◆ **To be done**:
Output a single figure: the number of lines in which the word "upper" appears.

◆ **Data excerpts**:

·····

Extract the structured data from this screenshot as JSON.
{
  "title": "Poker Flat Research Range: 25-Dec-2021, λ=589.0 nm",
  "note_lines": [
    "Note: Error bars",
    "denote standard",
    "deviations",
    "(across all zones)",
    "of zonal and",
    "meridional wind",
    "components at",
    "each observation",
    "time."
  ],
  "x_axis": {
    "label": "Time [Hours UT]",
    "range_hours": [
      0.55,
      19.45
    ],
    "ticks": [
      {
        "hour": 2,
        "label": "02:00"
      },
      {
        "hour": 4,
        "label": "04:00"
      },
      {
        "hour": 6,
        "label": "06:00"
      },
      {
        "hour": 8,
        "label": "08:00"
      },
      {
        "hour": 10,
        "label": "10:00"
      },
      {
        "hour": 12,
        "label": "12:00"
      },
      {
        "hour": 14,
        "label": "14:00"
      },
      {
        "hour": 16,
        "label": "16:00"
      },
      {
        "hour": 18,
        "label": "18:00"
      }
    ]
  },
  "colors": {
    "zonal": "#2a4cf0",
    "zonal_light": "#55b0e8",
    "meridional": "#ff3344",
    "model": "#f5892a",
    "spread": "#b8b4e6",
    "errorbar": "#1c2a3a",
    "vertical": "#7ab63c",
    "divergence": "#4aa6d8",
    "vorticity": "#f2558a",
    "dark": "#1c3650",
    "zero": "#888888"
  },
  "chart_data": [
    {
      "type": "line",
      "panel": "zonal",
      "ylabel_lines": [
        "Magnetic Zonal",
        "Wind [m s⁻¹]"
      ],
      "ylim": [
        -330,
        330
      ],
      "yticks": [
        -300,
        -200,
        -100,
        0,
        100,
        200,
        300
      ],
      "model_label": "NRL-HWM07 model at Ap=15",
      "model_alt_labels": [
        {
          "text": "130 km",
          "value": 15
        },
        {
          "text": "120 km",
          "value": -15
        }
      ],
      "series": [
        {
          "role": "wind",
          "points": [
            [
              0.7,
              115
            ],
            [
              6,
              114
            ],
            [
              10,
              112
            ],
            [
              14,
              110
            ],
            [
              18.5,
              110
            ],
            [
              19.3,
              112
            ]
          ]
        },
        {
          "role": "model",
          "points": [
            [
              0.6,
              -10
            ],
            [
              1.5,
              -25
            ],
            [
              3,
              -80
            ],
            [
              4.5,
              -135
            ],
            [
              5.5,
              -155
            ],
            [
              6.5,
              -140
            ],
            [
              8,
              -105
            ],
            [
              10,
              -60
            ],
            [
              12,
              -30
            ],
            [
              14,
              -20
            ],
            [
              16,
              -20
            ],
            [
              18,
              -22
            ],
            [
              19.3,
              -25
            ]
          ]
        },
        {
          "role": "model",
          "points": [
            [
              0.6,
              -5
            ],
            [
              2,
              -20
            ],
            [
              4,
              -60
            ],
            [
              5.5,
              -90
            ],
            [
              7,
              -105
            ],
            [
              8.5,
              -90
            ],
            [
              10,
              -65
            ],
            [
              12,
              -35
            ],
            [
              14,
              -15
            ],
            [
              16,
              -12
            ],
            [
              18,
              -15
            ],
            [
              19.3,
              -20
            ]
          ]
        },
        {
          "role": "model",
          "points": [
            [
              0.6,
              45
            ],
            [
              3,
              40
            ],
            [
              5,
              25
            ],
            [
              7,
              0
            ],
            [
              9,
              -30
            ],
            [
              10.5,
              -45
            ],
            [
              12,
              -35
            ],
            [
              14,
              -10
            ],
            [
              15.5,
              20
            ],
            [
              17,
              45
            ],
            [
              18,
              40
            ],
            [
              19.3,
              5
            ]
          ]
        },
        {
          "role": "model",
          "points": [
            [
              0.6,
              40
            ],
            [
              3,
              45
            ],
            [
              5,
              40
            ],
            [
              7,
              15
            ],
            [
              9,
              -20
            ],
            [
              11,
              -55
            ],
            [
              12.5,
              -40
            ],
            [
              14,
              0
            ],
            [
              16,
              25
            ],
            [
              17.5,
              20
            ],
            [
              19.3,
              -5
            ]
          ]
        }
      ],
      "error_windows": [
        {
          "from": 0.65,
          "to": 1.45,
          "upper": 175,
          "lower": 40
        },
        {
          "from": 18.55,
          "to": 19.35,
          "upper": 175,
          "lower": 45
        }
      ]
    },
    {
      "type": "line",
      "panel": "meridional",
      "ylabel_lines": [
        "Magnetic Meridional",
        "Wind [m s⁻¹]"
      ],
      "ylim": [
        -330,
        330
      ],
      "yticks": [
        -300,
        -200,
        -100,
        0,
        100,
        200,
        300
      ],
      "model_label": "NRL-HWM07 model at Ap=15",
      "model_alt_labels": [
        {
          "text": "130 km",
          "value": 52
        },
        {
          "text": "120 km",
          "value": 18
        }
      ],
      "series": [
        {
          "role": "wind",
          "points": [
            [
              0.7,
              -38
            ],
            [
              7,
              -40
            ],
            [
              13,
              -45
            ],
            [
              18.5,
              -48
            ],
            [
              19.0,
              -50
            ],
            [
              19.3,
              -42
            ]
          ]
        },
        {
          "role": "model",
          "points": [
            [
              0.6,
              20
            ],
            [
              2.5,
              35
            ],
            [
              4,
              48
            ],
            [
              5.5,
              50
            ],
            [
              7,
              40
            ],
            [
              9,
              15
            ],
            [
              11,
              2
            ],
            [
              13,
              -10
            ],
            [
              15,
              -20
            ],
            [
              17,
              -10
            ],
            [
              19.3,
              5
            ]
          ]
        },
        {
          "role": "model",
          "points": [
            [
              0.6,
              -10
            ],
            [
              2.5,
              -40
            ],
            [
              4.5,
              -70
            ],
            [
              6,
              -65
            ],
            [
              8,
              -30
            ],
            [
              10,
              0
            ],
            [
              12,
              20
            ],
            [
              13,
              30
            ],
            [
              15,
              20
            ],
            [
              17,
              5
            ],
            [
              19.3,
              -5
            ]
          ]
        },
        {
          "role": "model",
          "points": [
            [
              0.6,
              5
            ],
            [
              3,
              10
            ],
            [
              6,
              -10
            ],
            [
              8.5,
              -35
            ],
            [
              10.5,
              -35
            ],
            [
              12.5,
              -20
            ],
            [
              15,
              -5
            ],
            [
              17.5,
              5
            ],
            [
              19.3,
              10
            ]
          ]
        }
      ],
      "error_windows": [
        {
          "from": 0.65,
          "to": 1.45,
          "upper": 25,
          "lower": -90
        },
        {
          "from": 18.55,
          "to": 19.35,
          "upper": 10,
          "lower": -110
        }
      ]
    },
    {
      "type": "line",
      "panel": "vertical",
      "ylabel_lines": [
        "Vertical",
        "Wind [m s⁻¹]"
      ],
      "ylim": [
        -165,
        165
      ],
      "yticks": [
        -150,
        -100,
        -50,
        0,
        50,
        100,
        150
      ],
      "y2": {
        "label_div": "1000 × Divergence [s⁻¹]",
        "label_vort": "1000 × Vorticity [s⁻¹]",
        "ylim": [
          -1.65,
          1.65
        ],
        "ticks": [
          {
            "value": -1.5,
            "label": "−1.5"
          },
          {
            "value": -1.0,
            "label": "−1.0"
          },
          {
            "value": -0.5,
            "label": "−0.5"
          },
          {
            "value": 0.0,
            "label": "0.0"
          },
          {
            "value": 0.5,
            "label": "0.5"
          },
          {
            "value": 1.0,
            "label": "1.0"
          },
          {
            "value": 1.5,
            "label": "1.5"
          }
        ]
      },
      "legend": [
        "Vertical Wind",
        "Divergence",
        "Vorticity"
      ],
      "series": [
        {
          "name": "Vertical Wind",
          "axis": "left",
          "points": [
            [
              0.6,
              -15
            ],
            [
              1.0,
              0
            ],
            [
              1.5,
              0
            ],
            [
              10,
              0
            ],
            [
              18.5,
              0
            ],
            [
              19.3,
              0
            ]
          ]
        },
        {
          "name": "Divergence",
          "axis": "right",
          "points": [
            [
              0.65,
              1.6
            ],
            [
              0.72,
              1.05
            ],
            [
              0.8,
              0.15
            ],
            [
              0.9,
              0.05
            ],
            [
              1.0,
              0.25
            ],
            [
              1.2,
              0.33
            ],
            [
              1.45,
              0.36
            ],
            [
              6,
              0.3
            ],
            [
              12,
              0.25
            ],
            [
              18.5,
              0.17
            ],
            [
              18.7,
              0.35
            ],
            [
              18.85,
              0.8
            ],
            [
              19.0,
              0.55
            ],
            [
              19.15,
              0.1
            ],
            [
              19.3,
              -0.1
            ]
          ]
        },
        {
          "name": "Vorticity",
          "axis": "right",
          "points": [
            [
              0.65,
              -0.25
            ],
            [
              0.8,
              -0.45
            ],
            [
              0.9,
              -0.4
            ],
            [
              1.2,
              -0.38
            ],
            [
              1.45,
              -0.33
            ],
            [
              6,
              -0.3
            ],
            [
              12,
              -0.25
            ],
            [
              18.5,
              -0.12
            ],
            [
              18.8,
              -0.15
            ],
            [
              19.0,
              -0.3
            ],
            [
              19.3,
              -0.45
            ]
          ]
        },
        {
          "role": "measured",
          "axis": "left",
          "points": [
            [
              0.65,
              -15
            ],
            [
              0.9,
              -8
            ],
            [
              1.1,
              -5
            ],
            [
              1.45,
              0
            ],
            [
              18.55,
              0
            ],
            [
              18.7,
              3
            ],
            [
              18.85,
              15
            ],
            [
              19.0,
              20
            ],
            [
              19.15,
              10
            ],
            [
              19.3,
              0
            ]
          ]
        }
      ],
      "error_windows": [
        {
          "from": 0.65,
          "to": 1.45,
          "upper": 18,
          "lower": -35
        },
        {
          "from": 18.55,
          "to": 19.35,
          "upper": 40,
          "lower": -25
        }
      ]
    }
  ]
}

·····

◆ **Response to this exercise**:
6